▸ DATA FOR PROCESSING
>> start
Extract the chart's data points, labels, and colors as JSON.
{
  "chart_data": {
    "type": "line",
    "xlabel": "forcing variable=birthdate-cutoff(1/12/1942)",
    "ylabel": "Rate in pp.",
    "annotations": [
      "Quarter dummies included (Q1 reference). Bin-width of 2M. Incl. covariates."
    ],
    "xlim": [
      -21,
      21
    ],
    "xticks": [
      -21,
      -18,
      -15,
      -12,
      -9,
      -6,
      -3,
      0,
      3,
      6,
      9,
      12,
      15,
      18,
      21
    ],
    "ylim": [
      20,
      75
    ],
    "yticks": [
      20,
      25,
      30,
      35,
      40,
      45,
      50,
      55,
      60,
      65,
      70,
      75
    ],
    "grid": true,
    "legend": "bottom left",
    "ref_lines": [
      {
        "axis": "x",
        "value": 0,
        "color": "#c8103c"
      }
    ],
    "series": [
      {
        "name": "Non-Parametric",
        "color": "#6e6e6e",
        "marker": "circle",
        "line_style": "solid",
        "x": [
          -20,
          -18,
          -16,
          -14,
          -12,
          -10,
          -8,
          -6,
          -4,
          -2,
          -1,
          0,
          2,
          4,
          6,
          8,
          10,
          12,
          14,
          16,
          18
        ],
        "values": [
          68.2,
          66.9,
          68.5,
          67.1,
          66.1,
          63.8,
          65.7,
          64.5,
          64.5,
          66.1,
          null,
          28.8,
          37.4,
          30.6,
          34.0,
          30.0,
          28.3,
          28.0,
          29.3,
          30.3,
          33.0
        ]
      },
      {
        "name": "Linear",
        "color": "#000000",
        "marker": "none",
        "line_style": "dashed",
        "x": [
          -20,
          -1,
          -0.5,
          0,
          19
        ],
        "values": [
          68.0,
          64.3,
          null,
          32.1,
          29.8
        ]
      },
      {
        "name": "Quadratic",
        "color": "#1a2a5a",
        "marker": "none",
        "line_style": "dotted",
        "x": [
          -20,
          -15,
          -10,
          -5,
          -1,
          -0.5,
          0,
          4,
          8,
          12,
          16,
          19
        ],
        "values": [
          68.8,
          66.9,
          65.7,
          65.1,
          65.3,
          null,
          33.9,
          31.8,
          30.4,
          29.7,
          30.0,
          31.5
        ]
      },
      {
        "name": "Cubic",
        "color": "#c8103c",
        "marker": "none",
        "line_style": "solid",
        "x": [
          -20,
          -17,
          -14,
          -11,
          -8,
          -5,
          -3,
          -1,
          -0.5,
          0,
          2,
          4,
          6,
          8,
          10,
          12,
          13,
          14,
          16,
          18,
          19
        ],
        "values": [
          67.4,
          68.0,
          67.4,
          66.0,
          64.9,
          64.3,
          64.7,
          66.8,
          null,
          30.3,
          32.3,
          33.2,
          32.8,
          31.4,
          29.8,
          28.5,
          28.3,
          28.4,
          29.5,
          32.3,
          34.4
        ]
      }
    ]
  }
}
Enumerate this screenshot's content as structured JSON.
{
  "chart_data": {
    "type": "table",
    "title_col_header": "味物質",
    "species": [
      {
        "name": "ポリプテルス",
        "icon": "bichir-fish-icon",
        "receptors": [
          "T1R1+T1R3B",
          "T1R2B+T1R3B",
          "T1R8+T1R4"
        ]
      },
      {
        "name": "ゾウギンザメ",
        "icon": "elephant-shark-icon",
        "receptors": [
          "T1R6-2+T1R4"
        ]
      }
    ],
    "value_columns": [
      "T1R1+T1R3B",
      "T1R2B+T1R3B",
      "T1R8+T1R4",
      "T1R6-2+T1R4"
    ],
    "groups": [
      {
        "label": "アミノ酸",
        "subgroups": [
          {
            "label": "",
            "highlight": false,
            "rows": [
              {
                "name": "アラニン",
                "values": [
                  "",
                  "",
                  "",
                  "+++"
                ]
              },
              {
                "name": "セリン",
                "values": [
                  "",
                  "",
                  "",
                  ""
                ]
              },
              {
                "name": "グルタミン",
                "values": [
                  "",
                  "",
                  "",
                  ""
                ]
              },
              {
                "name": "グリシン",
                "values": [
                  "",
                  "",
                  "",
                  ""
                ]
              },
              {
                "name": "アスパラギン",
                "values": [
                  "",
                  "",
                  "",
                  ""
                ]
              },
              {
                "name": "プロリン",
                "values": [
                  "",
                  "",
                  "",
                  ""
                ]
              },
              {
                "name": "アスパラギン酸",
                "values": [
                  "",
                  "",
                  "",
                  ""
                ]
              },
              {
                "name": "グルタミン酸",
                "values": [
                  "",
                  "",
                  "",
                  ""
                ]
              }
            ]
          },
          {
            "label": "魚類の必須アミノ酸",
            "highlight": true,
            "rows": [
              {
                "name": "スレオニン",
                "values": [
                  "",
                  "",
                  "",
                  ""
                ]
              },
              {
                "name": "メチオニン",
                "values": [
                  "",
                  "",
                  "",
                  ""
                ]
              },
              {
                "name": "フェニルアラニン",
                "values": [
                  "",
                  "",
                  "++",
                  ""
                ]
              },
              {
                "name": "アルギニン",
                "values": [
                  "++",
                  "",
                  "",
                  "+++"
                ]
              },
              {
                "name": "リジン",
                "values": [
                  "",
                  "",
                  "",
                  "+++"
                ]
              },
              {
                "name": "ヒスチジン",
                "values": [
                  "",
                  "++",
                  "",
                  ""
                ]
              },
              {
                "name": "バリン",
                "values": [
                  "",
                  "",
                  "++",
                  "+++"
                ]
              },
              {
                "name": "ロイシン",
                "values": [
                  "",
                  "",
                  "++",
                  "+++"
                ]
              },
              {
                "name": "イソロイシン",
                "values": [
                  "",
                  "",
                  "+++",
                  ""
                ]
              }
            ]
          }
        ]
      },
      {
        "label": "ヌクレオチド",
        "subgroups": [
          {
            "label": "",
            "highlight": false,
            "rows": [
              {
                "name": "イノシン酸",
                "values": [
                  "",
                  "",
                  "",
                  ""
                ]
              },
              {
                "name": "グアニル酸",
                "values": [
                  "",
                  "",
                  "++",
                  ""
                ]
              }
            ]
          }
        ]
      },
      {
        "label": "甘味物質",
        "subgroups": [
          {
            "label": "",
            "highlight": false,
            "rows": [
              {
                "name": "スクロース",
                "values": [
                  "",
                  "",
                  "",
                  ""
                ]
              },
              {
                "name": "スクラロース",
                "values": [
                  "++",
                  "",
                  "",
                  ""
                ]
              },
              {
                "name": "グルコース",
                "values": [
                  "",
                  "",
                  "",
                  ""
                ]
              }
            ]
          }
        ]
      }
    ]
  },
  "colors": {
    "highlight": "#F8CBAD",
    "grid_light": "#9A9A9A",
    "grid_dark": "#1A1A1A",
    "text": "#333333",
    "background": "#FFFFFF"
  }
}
>> end
▸ WHAT THE EXERCISE ASKS
Repeat all of the records above exactly as they appear.

▸ SOLUTION TO THIS PROBLEM
Extract the chart's data points, labels, and colors as JSON.
{
  "chart_data": {
    "type": "line",
    "xlabel": "forcing variable=birthdate-cutoff(1/12/1942)",
    "ylabel": "Rate in pp.",
    "annotations": [
      "Quarter dummies included (Q1 reference). Bin-width of 2M. Incl. covariates."
    ],
    "xlim": [
      -21,
      21
    ],
    "xticks": [
      -21,
      -18,
      -15,
      -12,
      -9,
      -6,
      -3,
      0,
      3,
      6,
      9,
      12,
      15,
      18,
      21
    ],
    "ylim": [
      20,
      75
    ],
    "yticks": [
      20,
      25,
      30,
      35,
      40,
      45,
      50,
      55,
      60,
      65,
      70,
      75
    ],
    "grid": true,
    "legend": "bottom left",
    "ref_lines": [
      {
        "axis": "x",
        "value": 0,
        "color": "#c8103c"
      }
    ],
    "series": [
      {
        "name": "Non-Parametric",
        "color": "#6e6e6e",
        "marker": "circle",
        "line_style": "solid",
        "x": [
          -20,
          -18,
          -16,
          -14,
          -12,
          -10,
          -8,
          -6,
          -4,
          -2,
          -1,
          0,
          2,
          4,
          6,
          8,
          10,
          12,
          14,
          16,
          18
        ],
        "values": [
          68.2,
          66.9,
          68.5,
          67.1,
          66.1,
          63.8,
          65.7,
          64.5,
          64.5,
          66.1,
          null,
          28.8,
          37.4,
          30.6,
          34.0,
          30.0,
          28.3,
          28.0,
          29.3,
          30.3,
          33.0
        ]
      },
      {
        "name": "Linear",
        "color": "#000000",
        "marker": "none",
        "line_style": "dashed",
        "x": [
          -20,
          -1,
          -0.5,
          0,
          19
        ],
        "values": [
          68.0,
          64.3,
          null,
          32.1,
          29.8
        ]
      },
      {
        "name": "Quadratic",
        "color": "#1a2a5a",
        "marker": "none",
        "line_style": "dotted",
        "x": [
          -20,
          -15,
          -10,
          -5,
          -1,
          -0.5,
          0,
          4,
          8,
          12,
          16,
          19
        ],
        "values": [
          68.8,
          66.9,
          65.7,
          65.1,
          65.3,
          null,
          33.9,
          31.8,
          30.4,
          29.7,
          30.0,
          31.5
        ]
      },
      {
        "name": "Cubic",
        "color": "#c8103c",
        "marker": "none",
        "line_style": "solid",
        "x": [
          -20,
          -17,
          -14,
          -11,
          -8,
          -5,
          -3,
          -1,
          -0.5,
          0,
          2,
          4,
          6,
          8,
          10,
          12,
          13,
          14,
          16,
          18,
          19
        ],
        "values": [
          67.4,
          68.0,
          67.4,
          66.0,
          64.9,
          64.3,
          64.7,
          66.8,
          null,
          30.3,
          32.3,
          33.2,
          32.8,
          31.4,
          29.8,
          28.5,
          28.3,
          28.4,
          29.5,
          32.3,
          34.4
        ]
      }
    ]
  }
}
Enumerate this screenshot's content as structured JSON.
{
  "chart_data": {
    "type": "table",
    "title_col_header": "味物質",
    "species": [
      {
        "name": "ポリプテルス",
        "icon": "bichir-fish-icon",
        "receptors": [
          "T1R1+T1R3B",
          "T1R2B+T1R3B",
          "T1R8+T1R4"
        ]
      },
      {
        "name": "ゾウギンザメ",
        "icon": "elephant-shark-icon",
        "receptors": [
          "T1R6-2+T1R4"
        ]
      }
    ],
    "value_columns": [
      "T1R1+T1R3B",
      "T1R2B+T1R3B",
      "T1R8+T1R4",
      "T1R6-2+T1R4"
    ],
    "groups": [
      {
        "label": "アミノ酸",
        "subgroups": [
          {
            "label": "",
            "highlight": false,
            "rows": [
              {
                "name": "アラニン",
                "values": [
                  "",
                  "",
                  "",
                  "+++"
                ]
              },
              {
                "name": "セリン",
                "values": [
                  "",
                  "",
                  "",
                  ""
                ]
              },
              {
                "name": "グルタミン",
                "values": [
                  "",
                  "",
                  "",
                  ""
                ]
              },
              {
                "name": "グリシン",
                "values": [
                  "",
                  "",
                  "",
                  ""
                ]
              },
              {
                "name": "アスパラギン",
                "values": [
                  "",
                  "",
                  "",
                  ""
                ]
              },
              {
                "name": "プロリン",
                "values": [
                  "",
                  "",
                  "",
                  ""
                ]
              },
              {
                "name": "アスパラギン酸",
                "values": [
                  "",
                  "",
                  "",
                  ""
                ]
              },
              {
                "name": "グルタミン酸",
                "values": [
                  "",
                  "",
                  "",
                  ""
                ]
              }
            ]
          },
          {
            "label": "魚類の必須アミノ酸",
            "highlight": true,
            "rows": [
              {
                "name": "スレオニン",
                "values": [
                  "",
                  "",
                  "",
                  ""
                ]
              },
              {
                "name": "メチオニン",
                "values": [
                  "",
                  "",
                  "",
                  ""
                ]
              },
              {
                "name": "フェニルアラニン",
                "values": [
                  "",
                  "",
                  "++",
                  ""
                ]
              },
              {
                "name": "アルギニン",
                "values": [
                  "++",
                  "",
                  "",
                  "+++"
                ]
              },
              {
                "name": "リジン",
                "values": [
                  "",
                  "",
                  "",
                  "+++"
                ]
              },
              {
                "name": "ヒスチジン",
                "values": [
                  "",
                  "++",
                  "",
                  ""
                ]
              },
              {
                "name": "バリン",
                "values": [
                  "",
                  "",
                  "++",
                  "+++"
                ]
              },
              {
                "name": "ロイシン",
                "values": [
                  "",
                  "",
                  "++",
                  "+++"
                ]
              },
              {
                "name": "イソロイシン",
                "values": [
                  "",
                  "",
                  "+++",
                  ""
                ]
              }
            ]
          }
        ]
      },
      {
        "label": "ヌクレオチド",
        "subgroups": [
          {
            "label": "",
            "highlight": false,
            "rows": [
              {
                "name": "イノシン酸",
                "values": [
                  "",
                  "",
                  "",
                  ""
                ]
              },
              {
                "name": "グアニル酸",
                "values": [
                  "",
                  "",
                  "++",
                  ""
                ]
              }
            ]
          }
        ]
      },
      {
        "label": "甘味物質",
        "subgroups": [
          {
            "label": "",
            "highlight": false,
            "rows": [
              {
                "name": "スクロース",
                "values": [
                  "",
                  "",
                  "",
                  ""
                ]
              },
              {
                "name": "スクラロース",
                "values": [
                  "++",
                  "",
                  "",
                  ""
                ]
              },
              {
                "name": "グルコース",
                "values": [
                  "",
                  "",
                  "",
                  ""
                ]
              }
            ]
          }
        ]
      }
    ]
  },
  "colors": {
    "highlight": "#F8CBAD",
    "grid_light": "#9A9A9A",
    "grid_dark": "#1A1A1A",
    "text": "#333333",
    "background": "#FFFFFF"
  }
}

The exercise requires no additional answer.